━━━━━ Provided data ━━━━━
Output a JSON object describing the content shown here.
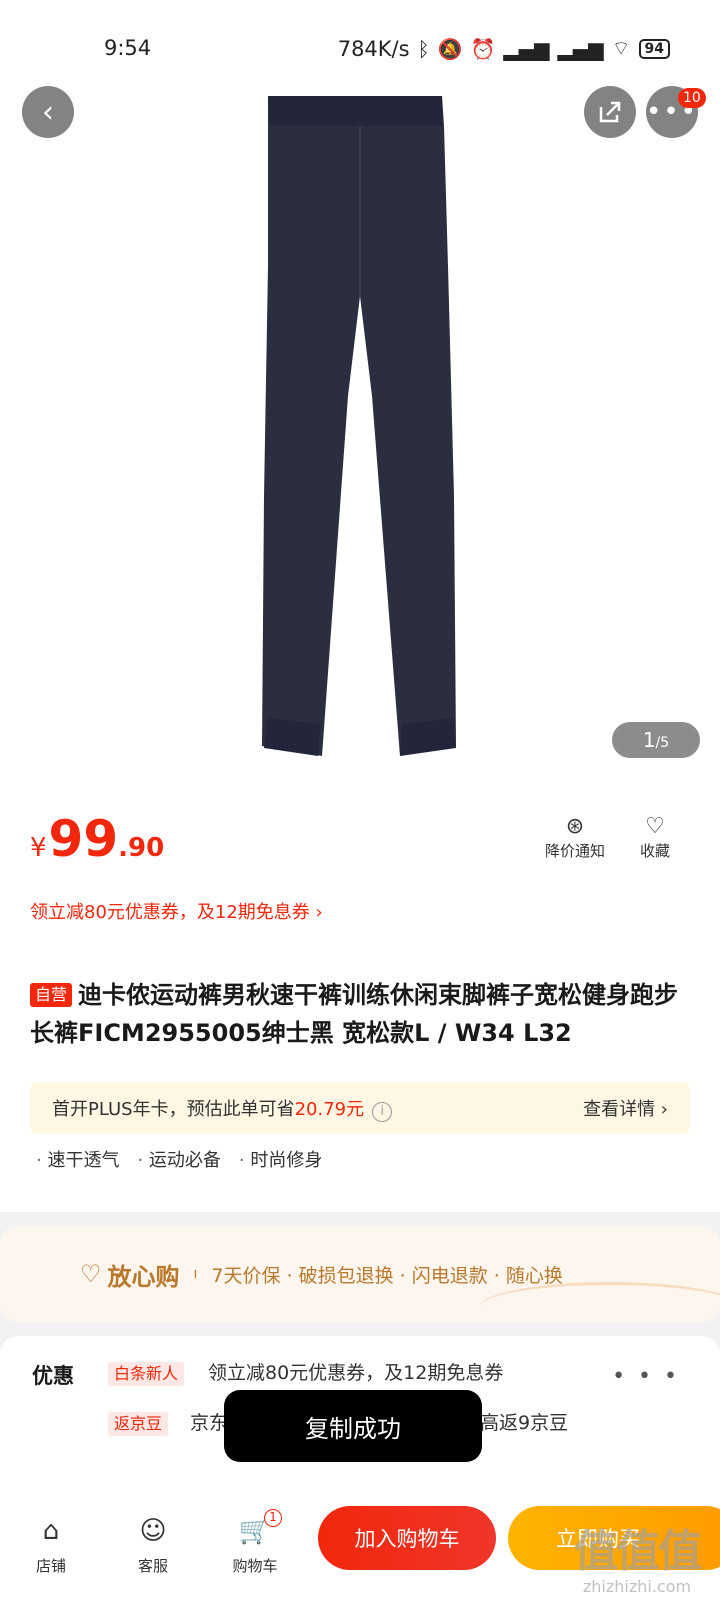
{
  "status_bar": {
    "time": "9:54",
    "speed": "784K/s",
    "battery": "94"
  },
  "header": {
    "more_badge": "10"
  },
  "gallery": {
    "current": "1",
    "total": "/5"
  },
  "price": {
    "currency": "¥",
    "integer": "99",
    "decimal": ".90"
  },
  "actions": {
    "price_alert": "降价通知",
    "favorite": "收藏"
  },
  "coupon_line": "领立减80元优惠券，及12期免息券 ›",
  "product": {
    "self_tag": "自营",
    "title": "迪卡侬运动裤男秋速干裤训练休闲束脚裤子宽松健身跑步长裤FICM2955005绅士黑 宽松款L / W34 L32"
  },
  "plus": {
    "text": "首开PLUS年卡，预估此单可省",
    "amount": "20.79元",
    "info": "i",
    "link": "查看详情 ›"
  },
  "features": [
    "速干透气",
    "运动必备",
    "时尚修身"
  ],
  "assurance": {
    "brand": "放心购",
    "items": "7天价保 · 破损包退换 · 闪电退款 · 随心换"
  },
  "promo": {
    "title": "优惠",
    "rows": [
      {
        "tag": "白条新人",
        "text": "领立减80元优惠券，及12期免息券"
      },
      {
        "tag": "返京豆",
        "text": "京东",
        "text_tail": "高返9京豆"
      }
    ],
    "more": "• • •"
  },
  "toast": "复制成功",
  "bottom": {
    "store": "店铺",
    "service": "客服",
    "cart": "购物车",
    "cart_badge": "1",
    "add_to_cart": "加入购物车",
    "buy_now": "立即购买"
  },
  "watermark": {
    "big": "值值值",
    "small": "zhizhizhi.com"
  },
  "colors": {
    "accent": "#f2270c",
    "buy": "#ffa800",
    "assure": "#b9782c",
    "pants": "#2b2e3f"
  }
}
━━━━━
### Task statement
Transcribe every line in the entries above, taking out only the images.

### Problem solution
Output a JSON object describing the content shown here.
{
  "status_bar": {
    "time": "9:54",
    "speed": "784K/s",
    "battery": "94"
  },
  "header": {
    "more_badge": "10"
  },
  "gallery": {
    "current": "1",
    "total": "/5"
  },
  "price": {
    "currency": "¥",
    "integer": "99",
    "decimal": ".90"
  },
  "actions": {
    "price_alert": "降价通知",
    "favorite": "收藏"
  },
  "coupon_line": "领立减80元优惠券，及12期免息券 ›",
  "product": {
    "self_tag": "自营",
    "title": "迪卡侬运动裤男秋速干裤训练休闲束脚裤子宽松健身跑步长裤FICM2955005绅士黑 宽松款L / W34 L32"
  },
  "plus": {
    "text": "首开PLUS年卡，预估此单可省",
    "amount": "20.79元",
    "info": "i",
    "link": "查看详情 ›"
  },
  "features": [
    "速干透气",
    "运动必备",
    "时尚修身"
  ],
  "assurance": {
    "brand": "放心购",
    "items": "7天价保 · 破损包退换 · 闪电退款 · 随心换"
  },
  "promo": {
    "title": "优惠",
    "rows": [
      {
        "tag": "白条新人",
        "text": "领立减80元优惠券，及12期免息券"
      },
      {
        "tag": "返京豆",
        "text": "京东",
        "text_tail": "高返9京豆"
      }
    ],
    "more": "• • •"
  },
  "toast": "复制成功",
  "bottom": {
    "store": "店铺",
    "service": "客服",
    "cart": "购物车",
    "cart_badge": "1",
    "add_to_cart": "加入购物车",
    "buy_now": "立即购买"
  },
  "watermark": {
    "big": "值值值",
    "small": "zhizhizhi.com"
  },
  "colors": {
    "accent": "#f2270c",
    "buy": "#ffa800",
    "assure": "#b9782c",
    "pants": "#2b2e3f"
  }
}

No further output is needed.